--- start ---

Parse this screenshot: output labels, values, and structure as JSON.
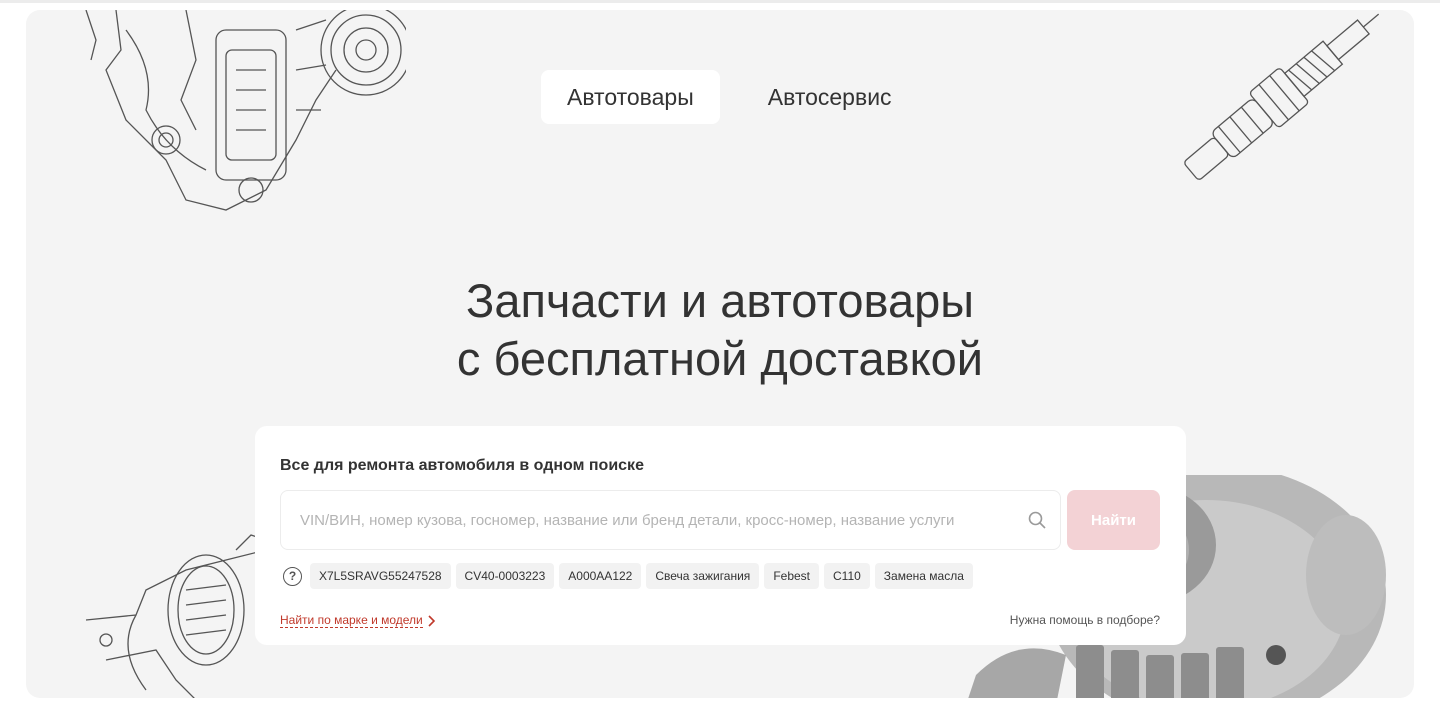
{
  "tabs": [
    {
      "label": "Автотовары",
      "active": true
    },
    {
      "label": "Автосервис",
      "active": false
    }
  ],
  "headline": {
    "line1": "Запчасти и автотовары",
    "line2": "с бесплатной доставкой"
  },
  "search": {
    "title": "Все для ремонта автомобиля в одном поиске",
    "placeholder": "VIN/ВИН, номер кузова, госномер, название или бренд детали, кросс-номер, название услуги",
    "value": "",
    "button_label": "Найти",
    "button_color": "#f3d2d5",
    "help_symbol": "?",
    "examples": [
      "X7L5SRAVG55247528",
      "CV40-0003223",
      "А000АА122",
      "Свеча зажигания",
      "Febest",
      "C110",
      "Замена масла"
    ],
    "brand_link": "Найти по марке и модели",
    "help_link": "Нужна помощь в подборе?"
  },
  "colors": {
    "accent": "#c0392b",
    "hero_bg": "#f4f4f4",
    "text": "#333333"
  },
  "icons": {
    "search": "search-icon",
    "question": "question-circle-icon",
    "chevron": "chevron-right-icon"
  }
}
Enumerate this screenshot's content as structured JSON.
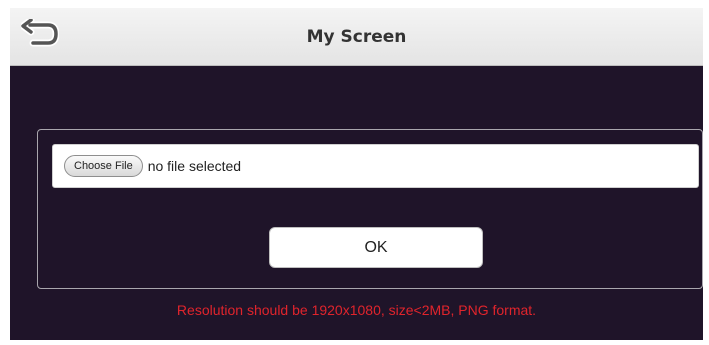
{
  "window": {
    "title": "My Screen"
  },
  "icons": {
    "back": "back-arrow-icon"
  },
  "upload": {
    "choose_label": "Choose File",
    "file_status": "no file selected",
    "ok_label": "OK"
  },
  "hint_text": "Resolution should be 1920x1080, size<2MB, PNG format.",
  "colors": {
    "background": "#1f1429",
    "titlebar": "#eeeeee",
    "hint": "#e0242c"
  }
}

--- end ---

- [Stated goal]
Find how many lines in the material hold the word "this" and state that number alone.

- [Worked answer]
2